PROVIDED DATA:
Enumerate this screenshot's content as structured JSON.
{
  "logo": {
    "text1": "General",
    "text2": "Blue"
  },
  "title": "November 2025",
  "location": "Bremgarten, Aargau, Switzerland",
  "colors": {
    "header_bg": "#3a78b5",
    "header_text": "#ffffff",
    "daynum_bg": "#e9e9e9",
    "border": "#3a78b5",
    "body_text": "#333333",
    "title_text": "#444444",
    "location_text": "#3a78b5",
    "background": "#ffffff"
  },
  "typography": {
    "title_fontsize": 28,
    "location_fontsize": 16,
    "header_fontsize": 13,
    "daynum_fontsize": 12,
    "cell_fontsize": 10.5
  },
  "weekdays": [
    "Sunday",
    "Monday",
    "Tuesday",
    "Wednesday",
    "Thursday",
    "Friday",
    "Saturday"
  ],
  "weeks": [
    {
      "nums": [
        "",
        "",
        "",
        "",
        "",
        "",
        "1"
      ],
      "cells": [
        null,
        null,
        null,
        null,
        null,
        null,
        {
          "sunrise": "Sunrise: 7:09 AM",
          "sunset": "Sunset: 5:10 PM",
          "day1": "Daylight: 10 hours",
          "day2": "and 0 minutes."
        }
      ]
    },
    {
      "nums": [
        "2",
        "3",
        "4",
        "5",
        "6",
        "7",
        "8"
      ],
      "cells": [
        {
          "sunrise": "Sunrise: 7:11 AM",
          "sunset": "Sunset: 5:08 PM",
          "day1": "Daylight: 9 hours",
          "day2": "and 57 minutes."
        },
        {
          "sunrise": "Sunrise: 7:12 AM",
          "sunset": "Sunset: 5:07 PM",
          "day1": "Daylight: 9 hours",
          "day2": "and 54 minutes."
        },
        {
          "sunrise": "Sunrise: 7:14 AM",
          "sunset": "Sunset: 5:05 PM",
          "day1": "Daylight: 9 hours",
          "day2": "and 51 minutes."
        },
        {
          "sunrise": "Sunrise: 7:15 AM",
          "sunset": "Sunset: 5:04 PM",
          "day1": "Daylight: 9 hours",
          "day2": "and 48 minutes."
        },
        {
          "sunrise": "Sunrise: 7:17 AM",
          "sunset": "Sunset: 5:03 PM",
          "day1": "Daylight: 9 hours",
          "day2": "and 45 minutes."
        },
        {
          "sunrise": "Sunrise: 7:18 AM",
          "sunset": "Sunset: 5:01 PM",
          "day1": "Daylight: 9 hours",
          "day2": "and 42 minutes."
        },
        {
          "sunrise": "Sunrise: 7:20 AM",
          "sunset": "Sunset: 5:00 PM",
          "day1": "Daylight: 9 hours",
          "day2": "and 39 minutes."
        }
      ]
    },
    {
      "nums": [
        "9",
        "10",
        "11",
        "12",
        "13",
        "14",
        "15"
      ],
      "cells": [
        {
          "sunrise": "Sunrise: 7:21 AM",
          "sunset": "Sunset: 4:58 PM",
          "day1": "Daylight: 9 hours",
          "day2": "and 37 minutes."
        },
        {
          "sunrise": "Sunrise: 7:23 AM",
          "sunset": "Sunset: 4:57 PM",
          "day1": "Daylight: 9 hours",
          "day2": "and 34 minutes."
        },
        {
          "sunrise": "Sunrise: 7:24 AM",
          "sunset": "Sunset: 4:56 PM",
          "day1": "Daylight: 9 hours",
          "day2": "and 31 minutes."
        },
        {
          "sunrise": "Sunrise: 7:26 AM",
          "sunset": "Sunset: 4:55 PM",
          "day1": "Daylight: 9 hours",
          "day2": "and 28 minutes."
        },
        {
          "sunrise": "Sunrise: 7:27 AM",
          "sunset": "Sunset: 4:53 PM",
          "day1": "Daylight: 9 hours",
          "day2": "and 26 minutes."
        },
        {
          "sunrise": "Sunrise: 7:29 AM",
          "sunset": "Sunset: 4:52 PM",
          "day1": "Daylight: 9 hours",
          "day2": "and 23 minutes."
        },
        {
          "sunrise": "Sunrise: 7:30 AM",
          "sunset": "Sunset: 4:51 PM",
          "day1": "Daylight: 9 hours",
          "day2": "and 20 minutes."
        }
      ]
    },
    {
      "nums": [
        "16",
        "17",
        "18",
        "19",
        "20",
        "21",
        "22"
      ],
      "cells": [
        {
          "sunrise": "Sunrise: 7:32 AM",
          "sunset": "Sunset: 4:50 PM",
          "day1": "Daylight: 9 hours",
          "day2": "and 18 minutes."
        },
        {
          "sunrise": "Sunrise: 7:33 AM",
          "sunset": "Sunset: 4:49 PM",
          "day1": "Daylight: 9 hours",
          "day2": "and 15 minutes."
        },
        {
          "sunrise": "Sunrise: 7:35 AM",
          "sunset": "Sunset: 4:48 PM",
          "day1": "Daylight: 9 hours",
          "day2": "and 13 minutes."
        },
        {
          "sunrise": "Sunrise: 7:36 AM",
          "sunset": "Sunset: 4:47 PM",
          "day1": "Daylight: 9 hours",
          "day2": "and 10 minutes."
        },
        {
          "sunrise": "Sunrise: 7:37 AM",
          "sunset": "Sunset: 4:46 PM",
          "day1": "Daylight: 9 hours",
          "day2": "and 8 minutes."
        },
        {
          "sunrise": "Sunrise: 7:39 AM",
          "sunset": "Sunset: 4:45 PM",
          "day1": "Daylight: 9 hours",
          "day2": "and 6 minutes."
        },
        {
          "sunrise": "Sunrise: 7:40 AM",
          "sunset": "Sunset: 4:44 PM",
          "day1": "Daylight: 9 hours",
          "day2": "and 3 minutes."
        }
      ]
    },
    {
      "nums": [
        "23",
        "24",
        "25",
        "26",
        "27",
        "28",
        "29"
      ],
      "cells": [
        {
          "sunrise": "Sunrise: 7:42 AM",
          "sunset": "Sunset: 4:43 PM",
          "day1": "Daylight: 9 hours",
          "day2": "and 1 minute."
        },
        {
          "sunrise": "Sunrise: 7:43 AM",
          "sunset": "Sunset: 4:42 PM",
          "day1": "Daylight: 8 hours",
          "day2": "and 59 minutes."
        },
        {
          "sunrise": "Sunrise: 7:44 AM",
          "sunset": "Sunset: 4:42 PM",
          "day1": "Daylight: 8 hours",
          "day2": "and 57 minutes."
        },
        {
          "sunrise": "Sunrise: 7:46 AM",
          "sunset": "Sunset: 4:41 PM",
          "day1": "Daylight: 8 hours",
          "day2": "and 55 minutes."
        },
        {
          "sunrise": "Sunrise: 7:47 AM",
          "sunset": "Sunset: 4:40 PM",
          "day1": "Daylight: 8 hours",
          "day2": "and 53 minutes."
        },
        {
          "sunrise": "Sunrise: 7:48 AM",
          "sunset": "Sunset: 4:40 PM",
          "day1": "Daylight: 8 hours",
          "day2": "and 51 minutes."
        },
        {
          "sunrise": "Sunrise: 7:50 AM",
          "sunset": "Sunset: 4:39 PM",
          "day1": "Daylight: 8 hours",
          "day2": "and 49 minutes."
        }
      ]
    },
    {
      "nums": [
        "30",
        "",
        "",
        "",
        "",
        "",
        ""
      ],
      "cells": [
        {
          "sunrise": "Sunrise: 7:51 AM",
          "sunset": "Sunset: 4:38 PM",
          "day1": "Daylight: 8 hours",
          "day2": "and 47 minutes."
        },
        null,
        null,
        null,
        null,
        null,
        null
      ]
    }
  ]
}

PROBLEM TO WORK ON: Using the data above, reproduce every line exactly.

WRITTEN SOLUTION:
Enumerate this screenshot's content as structured JSON.
{
  "logo": {
    "text1": "General",
    "text2": "Blue"
  },
  "title": "November 2025",
  "location": "Bremgarten, Aargau, Switzerland",
  "colors": {
    "header_bg": "#3a78b5",
    "header_text": "#ffffff",
    "daynum_bg": "#e9e9e9",
    "border": "#3a78b5",
    "body_text": "#333333",
    "title_text": "#444444",
    "location_text": "#3a78b5",
    "background": "#ffffff"
  },
  "typography": {
    "title_fontsize": 28,
    "location_fontsize": 16,
    "header_fontsize": 13,
    "daynum_fontsize": 12,
    "cell_fontsize": 10.5
  },
  "weekdays": [
    "Sunday",
    "Monday",
    "Tuesday",
    "Wednesday",
    "Thursday",
    "Friday",
    "Saturday"
  ],
  "weeks": [
    {
      "nums": [
        "",
        "",
        "",
        "",
        "",
        "",
        "1"
      ],
      "cells": [
        null,
        null,
        null,
        null,
        null,
        null,
        {
          "sunrise": "Sunrise: 7:09 AM",
          "sunset": "Sunset: 5:10 PM",
          "day1": "Daylight: 10 hours",
          "day2": "and 0 minutes."
        }
      ]
    },
    {
      "nums": [
        "2",
        "3",
        "4",
        "5",
        "6",
        "7",
        "8"
      ],
      "cells": [
        {
          "sunrise": "Sunrise: 7:11 AM",
          "sunset": "Sunset: 5:08 PM",
          "day1": "Daylight: 9 hours",
          "day2": "and 57 minutes."
        },
        {
          "sunrise": "Sunrise: 7:12 AM",
          "sunset": "Sunset: 5:07 PM",
          "day1": "Daylight: 9 hours",
          "day2": "and 54 minutes."
        },
        {
          "sunrise": "Sunrise: 7:14 AM",
          "sunset": "Sunset: 5:05 PM",
          "day1": "Daylight: 9 hours",
          "day2": "and 51 minutes."
        },
        {
          "sunrise": "Sunrise: 7:15 AM",
          "sunset": "Sunset: 5:04 PM",
          "day1": "Daylight: 9 hours",
          "day2": "and 48 minutes."
        },
        {
          "sunrise": "Sunrise: 7:17 AM",
          "sunset": "Sunset: 5:03 PM",
          "day1": "Daylight: 9 hours",
          "day2": "and 45 minutes."
        },
        {
          "sunrise": "Sunrise: 7:18 AM",
          "sunset": "Sunset: 5:01 PM",
          "day1": "Daylight: 9 hours",
          "day2": "and 42 minutes."
        },
        {
          "sunrise": "Sunrise: 7:20 AM",
          "sunset": "Sunset: 5:00 PM",
          "day1": "Daylight: 9 hours",
          "day2": "and 39 minutes."
        }
      ]
    },
    {
      "nums": [
        "9",
        "10",
        "11",
        "12",
        "13",
        "14",
        "15"
      ],
      "cells": [
        {
          "sunrise": "Sunrise: 7:21 AM",
          "sunset": "Sunset: 4:58 PM",
          "day1": "Daylight: 9 hours",
          "day2": "and 37 minutes."
        },
        {
          "sunrise": "Sunrise: 7:23 AM",
          "sunset": "Sunset: 4:57 PM",
          "day1": "Daylight: 9 hours",
          "day2": "and 34 minutes."
        },
        {
          "sunrise": "Sunrise: 7:24 AM",
          "sunset": "Sunset: 4:56 PM",
          "day1": "Daylight: 9 hours",
          "day2": "and 31 minutes."
        },
        {
          "sunrise": "Sunrise: 7:26 AM",
          "sunset": "Sunset: 4:55 PM",
          "day1": "Daylight: 9 hours",
          "day2": "and 28 minutes."
        },
        {
          "sunrise": "Sunrise: 7:27 AM",
          "sunset": "Sunset: 4:53 PM",
          "day1": "Daylight: 9 hours",
          "day2": "and 26 minutes."
        },
        {
          "sunrise": "Sunrise: 7:29 AM",
          "sunset": "Sunset: 4:52 PM",
          "day1": "Daylight: 9 hours",
          "day2": "and 23 minutes."
        },
        {
          "sunrise": "Sunrise: 7:30 AM",
          "sunset": "Sunset: 4:51 PM",
          "day1": "Daylight: 9 hours",
          "day2": "and 20 minutes."
        }
      ]
    },
    {
      "nums": [
        "16",
        "17",
        "18",
        "19",
        "20",
        "21",
        "22"
      ],
      "cells": [
        {
          "sunrise": "Sunrise: 7:32 AM",
          "sunset": "Sunset: 4:50 PM",
          "day1": "Daylight: 9 hours",
          "day2": "and 18 minutes."
        },
        {
          "sunrise": "Sunrise: 7:33 AM",
          "sunset": "Sunset: 4:49 PM",
          "day1": "Daylight: 9 hours",
          "day2": "and 15 minutes."
        },
        {
          "sunrise": "Sunrise: 7:35 AM",
          "sunset": "Sunset: 4:48 PM",
          "day1": "Daylight: 9 hours",
          "day2": "and 13 minutes."
        },
        {
          "sunrise": "Sunrise: 7:36 AM",
          "sunset": "Sunset: 4:47 PM",
          "day1": "Daylight: 9 hours",
          "day2": "and 10 minutes."
        },
        {
          "sunrise": "Sunrise: 7:37 AM",
          "sunset": "Sunset: 4:46 PM",
          "day1": "Daylight: 9 hours",
          "day2": "and 8 minutes."
        },
        {
          "sunrise": "Sunrise: 7:39 AM",
          "sunset": "Sunset: 4:45 PM",
          "day1": "Daylight: 9 hours",
          "day2": "and 6 minutes."
        },
        {
          "sunrise": "Sunrise: 7:40 AM",
          "sunset": "Sunset: 4:44 PM",
          "day1": "Daylight: 9 hours",
          "day2": "and 3 minutes."
        }
      ]
    },
    {
      "nums": [
        "23",
        "24",
        "25",
        "26",
        "27",
        "28",
        "29"
      ],
      "cells": [
        {
          "sunrise": "Sunrise: 7:42 AM",
          "sunset": "Sunset: 4:43 PM",
          "day1": "Daylight: 9 hours",
          "day2": "and 1 minute."
        },
        {
          "sunrise": "Sunrise: 7:43 AM",
          "sunset": "Sunset: 4:42 PM",
          "day1": "Daylight: 8 hours",
          "day2": "and 59 minutes."
        },
        {
          "sunrise": "Sunrise: 7:44 AM",
          "sunset": "Sunset: 4:42 PM",
          "day1": "Daylight: 8 hours",
          "day2": "and 57 minutes."
        },
        {
          "sunrise": "Sunrise: 7:46 AM",
          "sunset": "Sunset: 4:41 PM",
          "day1": "Daylight: 8 hours",
          "day2": "and 55 minutes."
        },
        {
          "sunrise": "Sunrise: 7:47 AM",
          "sunset": "Sunset: 4:40 PM",
          "day1": "Daylight: 8 hours",
          "day2": "and 53 minutes."
        },
        {
          "sunrise": "Sunrise: 7:48 AM",
          "sunset": "Sunset: 4:40 PM",
          "day1": "Daylight: 8 hours",
          "day2": "and 51 minutes."
        },
        {
          "sunrise": "Sunrise: 7:50 AM",
          "sunset": "Sunset: 4:39 PM",
          "day1": "Daylight: 8 hours",
          "day2": "and 49 minutes."
        }
      ]
    },
    {
      "nums": [
        "30",
        "",
        "",
        "",
        "",
        "",
        ""
      ],
      "cells": [
        {
          "sunrise": "Sunrise: 7:51 AM",
          "sunset": "Sunset: 4:38 PM",
          "day1": "Daylight: 8 hours",
          "day2": "and 47 minutes."
        },
        null,
        null,
        null,
        null,
        null,
        null
      ]
    }
  ]
}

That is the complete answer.